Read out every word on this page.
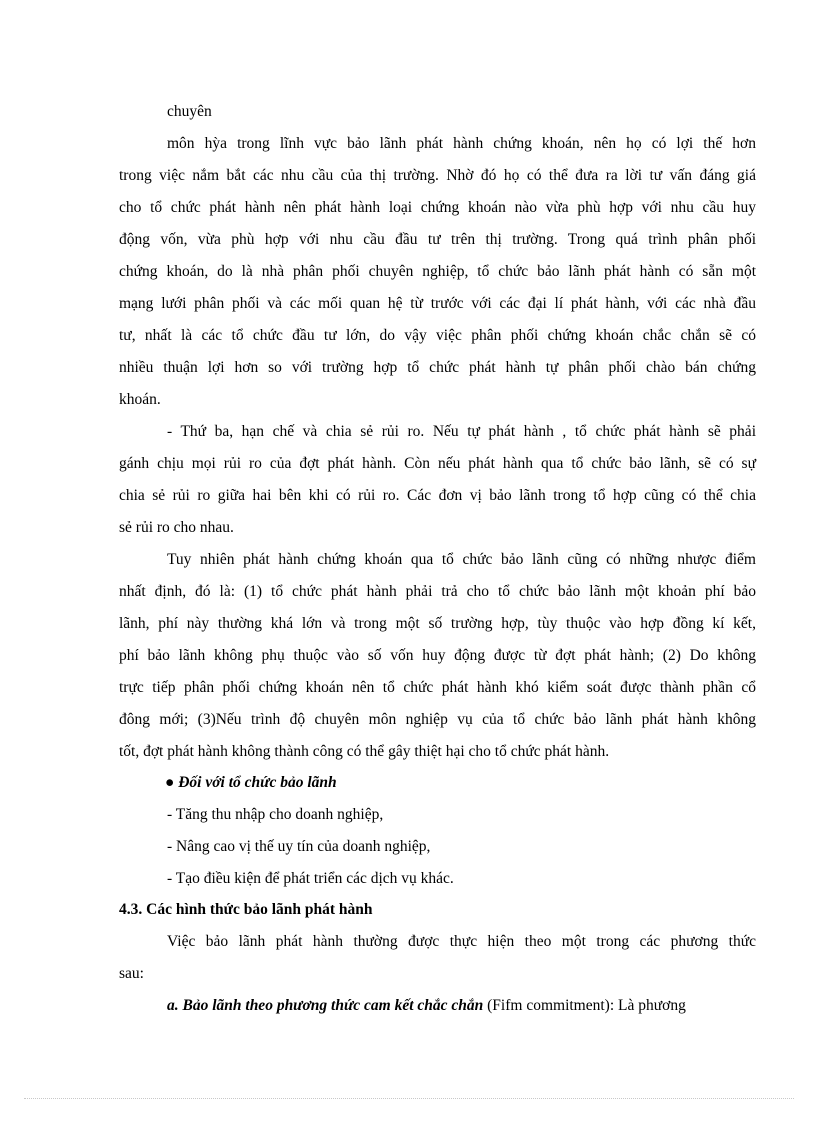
chuyên
môn hỳa trong lĩnh vực bảo lãnh phát hành chứng khoán, nên họ có lợi thế hơn
trong việc nắm bắt các nhu cầu của thị trường. Nhờ đó họ có thể đưa ra lời tư vấn đáng giá
cho tổ chức phát hành nên phát hành loại chứng khoán nào vừa phù hợp với nhu cầu huy
động vốn, vừa phù hợp với nhu cầu đầu tư trên thị trường. Trong quá trình phân phối
chứng khoán, do là nhà phân phối chuyên nghiệp, tổ chức bảo lãnh phát hành có sẵn một
mạng lưới phân phối và các mối quan hệ từ trước với các đại lí phát hành, với các nhà đầu
tư, nhất là các tổ chức đầu tư lớn, do vậy việc phân phối chứng khoán chắc chắn sẽ có
nhiều thuận lợi hơn so với trường hợp tổ chức phát hành tự phân phối chào bán chứng
khoán.
- Thứ ba, hạn chế và chia sẻ rủi ro. Nếu tự phát hành , tổ chức phát hành sẽ phải
gánh chịu mọi rủi ro của đợt phát hành. Còn nếu phát hành qua tổ chức bảo lãnh, sẽ có sự
chia sẻ rủi ro giữa hai bên khi có rủi ro. Các đơn vị bảo lãnh trong tổ hợp cũng có thể chia
sẻ rủi ro cho nhau.
Tuy nhiên phát hành chứng khoán qua tổ chức bảo lãnh cũng có những nhược điểm
nhất định, đó là: (1) tổ chức phát hành phải trả cho tổ chức bảo lãnh một khoản phí bảo
lãnh, phí này thường khá lớn và trong một số trường hợp, tùy thuộc vào hợp đồng kí kết,
phí bảo lãnh không phụ thuộc vào số vốn huy động được từ đợt phát hành; (2) Do không
trực tiếp phân phối chứng khoán nên tổ chức phát hành khó kiểm soát được thành phần cổ
đông mới; (3)Nếu trình độ chuyên môn nghiệp vụ của tổ chức bảo lãnh phát hành không
tốt, đợt phát hành không thành công có thể gây thiệt hại cho tổ chức phát hành.
● Đối với tổ chức bảo lãnh
- Tăng thu nhập cho doanh nghiệp,
- Nâng cao vị thế uy tín của doanh nghiệp,
- Tạo điều kiện để phát triển các dịch vụ khác.
4.3. Các hình thức bảo lãnh phát hành
Việc bảo lãnh phát hành thường được thực hiện theo một trong các phương thức
sau:
a. Bảo lãnh theo phương thức cam kết chắc chắn (Fifm commitment): Là phương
━━━━━━━━━━━━━━━━━━━━━━━━━━━━━━
(Job): Give back the whole listing as it stands, minus its pictures.

(Output below):
Read out every word on this page.
chuyên
môn hỳa trong lĩnh vực bảo lãnh phát hành chứng khoán, nên họ có lợi thế hơn
trong việc nắm bắt các nhu cầu của thị trường. Nhờ đó họ có thể đưa ra lời tư vấn đáng giá
cho tổ chức phát hành nên phát hành loại chứng khoán nào vừa phù hợp với nhu cầu huy
động vốn, vừa phù hợp với nhu cầu đầu tư trên thị trường. Trong quá trình phân phối
chứng khoán, do là nhà phân phối chuyên nghiệp, tổ chức bảo lãnh phát hành có sẵn một
mạng lưới phân phối và các mối quan hệ từ trước với các đại lí phát hành, với các nhà đầu
tư, nhất là các tổ chức đầu tư lớn, do vậy việc phân phối chứng khoán chắc chắn sẽ có
nhiều thuận lợi hơn so với trường hợp tổ chức phát hành tự phân phối chào bán chứng
khoán.
- Thứ ba, hạn chế và chia sẻ rủi ro. Nếu tự phát hành , tổ chức phát hành sẽ phải
gánh chịu mọi rủi ro của đợt phát hành. Còn nếu phát hành qua tổ chức bảo lãnh, sẽ có sự
chia sẻ rủi ro giữa hai bên khi có rủi ro. Các đơn vị bảo lãnh trong tổ hợp cũng có thể chia
sẻ rủi ro cho nhau.
Tuy nhiên phát hành chứng khoán qua tổ chức bảo lãnh cũng có những nhược điểm
nhất định, đó là: (1) tổ chức phát hành phải trả cho tổ chức bảo lãnh một khoản phí bảo
lãnh, phí này thường khá lớn và trong một số trường hợp, tùy thuộc vào hợp đồng kí kết,
phí bảo lãnh không phụ thuộc vào số vốn huy động được từ đợt phát hành; (2) Do không
trực tiếp phân phối chứng khoán nên tổ chức phát hành khó kiểm soát được thành phần cổ
đông mới; (3)Nếu trình độ chuyên môn nghiệp vụ của tổ chức bảo lãnh phát hành không
tốt, đợt phát hành không thành công có thể gây thiệt hại cho tổ chức phát hành.
● Đối với tổ chức bảo lãnh
- Tăng thu nhập cho doanh nghiệp,
- Nâng cao vị thế uy tín của doanh nghiệp,
- Tạo điều kiện để phát triển các dịch vụ khác.
4.3. Các hình thức bảo lãnh phát hành
Việc bảo lãnh phát hành thường được thực hiện theo một trong các phương thức
sau:
a. Bảo lãnh theo phương thức cam kết chắc chắn (Fifm commitment): Là phương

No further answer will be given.